Pictures in the records should not be copied, but every other part must be repeated exactly.

▶ [Records supplied]:
· · · · · · ·

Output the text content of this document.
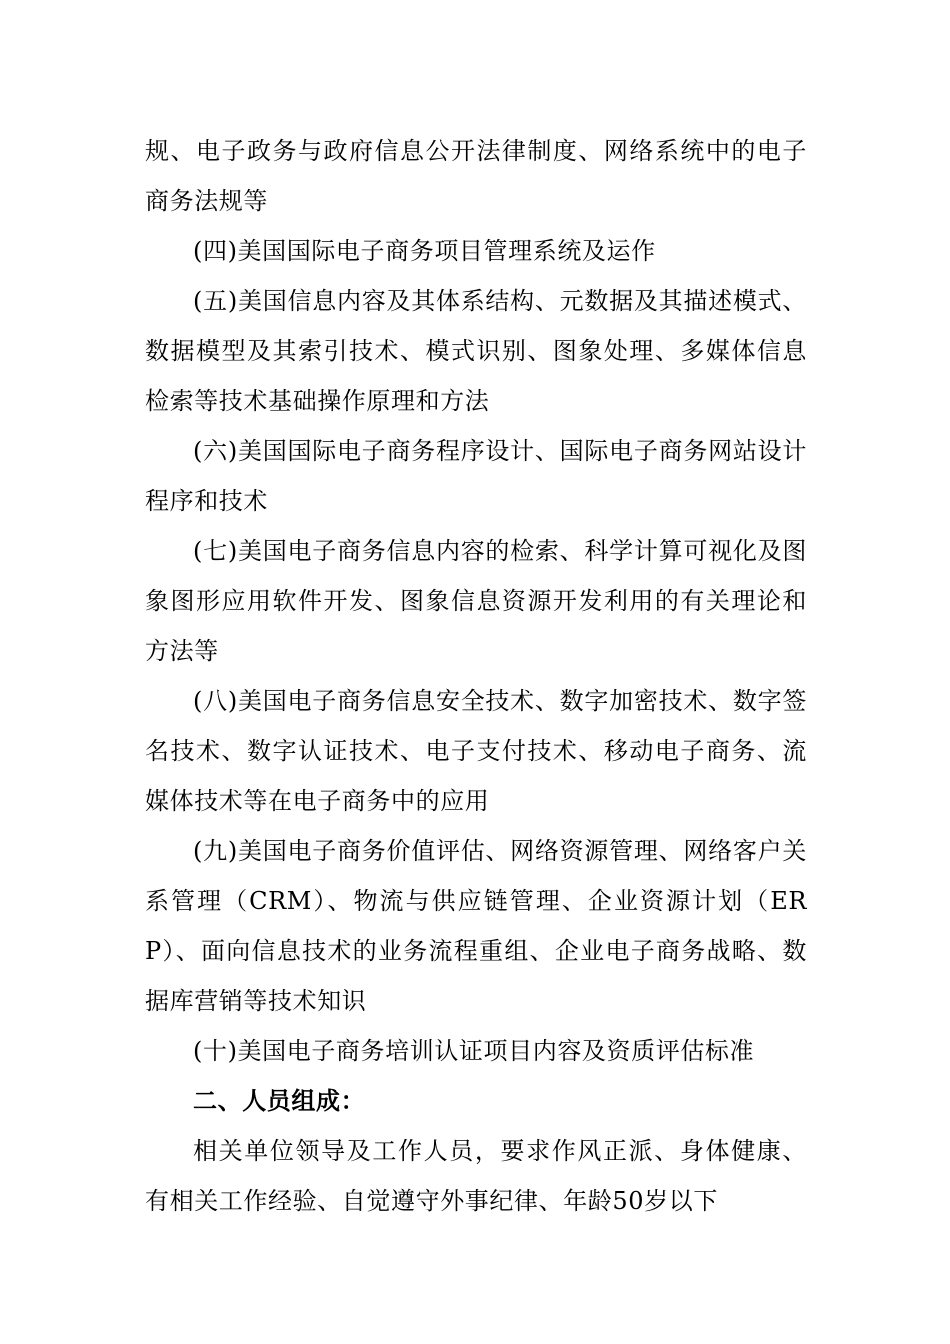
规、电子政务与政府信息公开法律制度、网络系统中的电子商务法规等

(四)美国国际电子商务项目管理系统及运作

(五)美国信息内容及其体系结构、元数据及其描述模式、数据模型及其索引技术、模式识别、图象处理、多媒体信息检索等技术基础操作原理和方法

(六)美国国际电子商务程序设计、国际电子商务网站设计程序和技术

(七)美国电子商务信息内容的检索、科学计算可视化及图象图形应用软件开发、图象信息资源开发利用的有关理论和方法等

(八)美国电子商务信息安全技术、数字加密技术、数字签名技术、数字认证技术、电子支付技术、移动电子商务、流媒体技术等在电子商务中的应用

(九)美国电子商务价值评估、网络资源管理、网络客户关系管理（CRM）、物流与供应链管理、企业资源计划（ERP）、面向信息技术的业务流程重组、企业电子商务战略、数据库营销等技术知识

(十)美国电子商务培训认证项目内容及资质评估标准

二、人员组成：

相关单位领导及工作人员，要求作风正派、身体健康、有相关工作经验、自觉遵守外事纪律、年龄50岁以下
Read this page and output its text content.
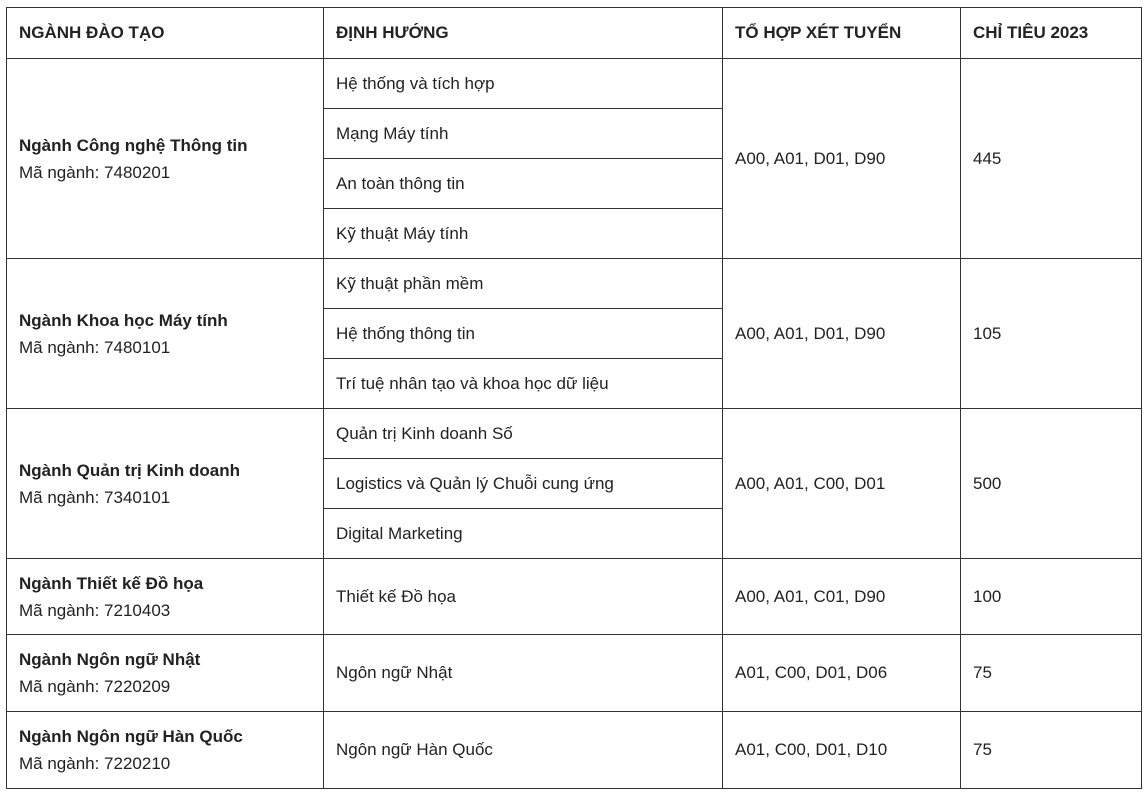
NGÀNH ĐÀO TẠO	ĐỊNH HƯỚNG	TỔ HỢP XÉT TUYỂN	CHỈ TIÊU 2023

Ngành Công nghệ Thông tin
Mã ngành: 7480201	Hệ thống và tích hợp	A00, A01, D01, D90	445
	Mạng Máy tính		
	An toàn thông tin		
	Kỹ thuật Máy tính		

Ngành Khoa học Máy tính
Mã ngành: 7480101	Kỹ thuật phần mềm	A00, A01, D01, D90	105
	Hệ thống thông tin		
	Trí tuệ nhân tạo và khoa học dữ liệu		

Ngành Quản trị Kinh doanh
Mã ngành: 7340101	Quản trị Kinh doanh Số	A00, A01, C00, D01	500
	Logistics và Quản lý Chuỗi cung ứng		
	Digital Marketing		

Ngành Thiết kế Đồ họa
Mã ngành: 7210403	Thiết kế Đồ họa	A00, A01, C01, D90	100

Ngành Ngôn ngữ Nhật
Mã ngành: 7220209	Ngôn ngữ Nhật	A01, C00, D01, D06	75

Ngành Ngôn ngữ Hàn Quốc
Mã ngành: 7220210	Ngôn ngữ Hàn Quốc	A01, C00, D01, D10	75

· · · · · · ·

▶ [Response]:
Output the text content of this document.
规、电子政务与政府信息公开法律制度、网络系统中的电子商务法规等

(四)美国国际电子商务项目管理系统及运作

(五)美国信息内容及其体系结构、元数据及其描述模式、数据模型及其索引技术、模式识别、图象处理、多媒体信息检索等技术基础操作原理和方法

(六)美国国际电子商务程序设计、国际电子商务网站设计程序和技术

(七)美国电子商务信息内容的检索、科学计算可视化及图象图形应用软件开发、图象信息资源开发利用的有关理论和方法等

(八)美国电子商务信息安全技术、数字加密技术、数字签名技术、数字认证技术、电子支付技术、移动电子商务、流媒体技术等在电子商务中的应用

(九)美国电子商务价值评估、网络资源管理、网络客户关系管理（CRM）、物流与供应链管理、企业资源计划（ERP）、面向信息技术的业务流程重组、企业电子商务战略、数据库营销等技术知识

(十)美国电子商务培训认证项目内容及资质评估标准

二、人员组成：

相关单位领导及工作人员，要求作风正派、身体健康、有相关工作经验、自觉遵守外事纪律、年龄50岁以下
Read this page and output its text content.
NGÀNH ĐÀO TẠO	ĐỊNH HƯỚNG	TỔ HỢP XÉT TUYỂN	CHỈ TIÊU 2023

Ngành Công nghệ Thông tin
Mã ngành: 7480201	Hệ thống và tích hợp	A00, A01, D01, D90	445
	Mạng Máy tính		
	An toàn thông tin		
	Kỹ thuật Máy tính		

Ngành Khoa học Máy tính
Mã ngành: 7480101	Kỹ thuật phần mềm	A00, A01, D01, D90	105
	Hệ thống thông tin		
	Trí tuệ nhân tạo và khoa học dữ liệu		

Ngành Quản trị Kinh doanh
Mã ngành: 7340101	Quản trị Kinh doanh Số	A00, A01, C00, D01	500
	Logistics và Quản lý Chuỗi cung ứng		
	Digital Marketing		

Ngành Thiết kế Đồ họa
Mã ngành: 7210403	Thiết kế Đồ họa	A00, A01, C01, D90	100

Ngành Ngôn ngữ Nhật
Mã ngành: 7220209	Ngôn ngữ Nhật	A01, C00, D01, D06	75

Ngành Ngôn ngữ Hàn Quốc
Mã ngành: 7220210	Ngôn ngữ Hàn Quốc	A01, C00, D01, D10	75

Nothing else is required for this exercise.